▶ Stated goal
Copy each line of the entries that contains the word "buyer".
--
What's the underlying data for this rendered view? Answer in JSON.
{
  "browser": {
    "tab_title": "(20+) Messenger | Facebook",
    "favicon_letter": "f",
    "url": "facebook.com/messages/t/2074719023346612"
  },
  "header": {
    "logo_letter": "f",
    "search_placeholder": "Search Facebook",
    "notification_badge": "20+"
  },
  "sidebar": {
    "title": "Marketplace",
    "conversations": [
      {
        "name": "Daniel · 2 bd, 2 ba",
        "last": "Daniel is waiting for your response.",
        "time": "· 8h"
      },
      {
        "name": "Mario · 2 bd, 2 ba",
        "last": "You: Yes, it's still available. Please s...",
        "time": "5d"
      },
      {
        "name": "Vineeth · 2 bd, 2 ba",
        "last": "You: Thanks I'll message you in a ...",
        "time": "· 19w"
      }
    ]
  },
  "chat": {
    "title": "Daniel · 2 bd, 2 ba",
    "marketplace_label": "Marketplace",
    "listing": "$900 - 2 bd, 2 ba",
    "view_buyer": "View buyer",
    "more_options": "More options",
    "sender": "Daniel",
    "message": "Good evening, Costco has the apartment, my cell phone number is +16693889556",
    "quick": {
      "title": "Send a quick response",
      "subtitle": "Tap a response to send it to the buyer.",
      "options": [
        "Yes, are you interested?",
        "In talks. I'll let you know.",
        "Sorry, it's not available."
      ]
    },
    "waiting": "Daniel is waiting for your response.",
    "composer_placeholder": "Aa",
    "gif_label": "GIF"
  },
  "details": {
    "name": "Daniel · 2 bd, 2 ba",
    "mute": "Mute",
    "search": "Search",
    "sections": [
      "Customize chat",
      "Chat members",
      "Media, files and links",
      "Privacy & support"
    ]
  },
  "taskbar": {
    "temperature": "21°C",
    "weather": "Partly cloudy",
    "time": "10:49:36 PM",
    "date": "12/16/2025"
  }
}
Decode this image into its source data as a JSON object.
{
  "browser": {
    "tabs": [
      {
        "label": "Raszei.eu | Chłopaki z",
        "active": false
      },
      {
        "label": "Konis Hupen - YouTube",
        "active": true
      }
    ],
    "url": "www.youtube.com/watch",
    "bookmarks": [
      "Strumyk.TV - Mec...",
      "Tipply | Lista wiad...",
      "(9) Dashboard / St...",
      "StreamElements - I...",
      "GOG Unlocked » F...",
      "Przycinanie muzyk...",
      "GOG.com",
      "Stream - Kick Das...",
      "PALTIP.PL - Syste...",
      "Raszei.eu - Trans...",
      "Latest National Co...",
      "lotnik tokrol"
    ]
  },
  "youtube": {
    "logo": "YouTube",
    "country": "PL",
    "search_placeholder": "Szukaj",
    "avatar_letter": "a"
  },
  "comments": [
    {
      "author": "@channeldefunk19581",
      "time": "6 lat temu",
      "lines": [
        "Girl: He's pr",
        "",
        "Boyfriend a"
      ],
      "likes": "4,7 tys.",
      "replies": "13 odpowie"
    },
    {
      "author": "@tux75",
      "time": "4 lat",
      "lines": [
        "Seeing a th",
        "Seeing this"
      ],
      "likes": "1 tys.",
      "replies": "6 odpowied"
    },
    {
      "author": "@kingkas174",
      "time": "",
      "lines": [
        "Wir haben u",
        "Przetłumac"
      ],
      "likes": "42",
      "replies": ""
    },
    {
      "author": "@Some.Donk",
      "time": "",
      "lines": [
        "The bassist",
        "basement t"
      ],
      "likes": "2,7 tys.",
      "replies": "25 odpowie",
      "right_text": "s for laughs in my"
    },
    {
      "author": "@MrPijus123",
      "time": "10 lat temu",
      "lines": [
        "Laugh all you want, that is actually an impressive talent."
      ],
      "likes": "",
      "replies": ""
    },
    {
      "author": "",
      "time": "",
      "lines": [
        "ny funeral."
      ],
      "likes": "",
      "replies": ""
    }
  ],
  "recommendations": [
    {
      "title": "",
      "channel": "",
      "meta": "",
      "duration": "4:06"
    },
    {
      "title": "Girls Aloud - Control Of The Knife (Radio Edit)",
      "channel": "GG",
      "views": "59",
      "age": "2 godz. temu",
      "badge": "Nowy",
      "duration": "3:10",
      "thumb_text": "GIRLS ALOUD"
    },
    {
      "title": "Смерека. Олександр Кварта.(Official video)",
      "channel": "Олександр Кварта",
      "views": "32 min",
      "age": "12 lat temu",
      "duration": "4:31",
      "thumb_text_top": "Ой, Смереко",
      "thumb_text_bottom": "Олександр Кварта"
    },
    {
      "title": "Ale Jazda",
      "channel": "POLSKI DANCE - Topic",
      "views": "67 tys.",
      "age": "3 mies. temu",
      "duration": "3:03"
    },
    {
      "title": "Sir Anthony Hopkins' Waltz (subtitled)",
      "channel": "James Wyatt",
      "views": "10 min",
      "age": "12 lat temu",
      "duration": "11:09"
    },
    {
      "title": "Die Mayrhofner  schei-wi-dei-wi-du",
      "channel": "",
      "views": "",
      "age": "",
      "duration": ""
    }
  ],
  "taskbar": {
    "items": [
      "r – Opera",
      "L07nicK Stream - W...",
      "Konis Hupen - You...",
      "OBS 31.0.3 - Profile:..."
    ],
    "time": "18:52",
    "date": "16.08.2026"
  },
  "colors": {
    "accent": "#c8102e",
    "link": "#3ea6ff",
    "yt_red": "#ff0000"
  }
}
--
▶ Problem solution
    "view_buyer": "View buyer",
      "subtitle": "Tap a response to send it to the buyer.",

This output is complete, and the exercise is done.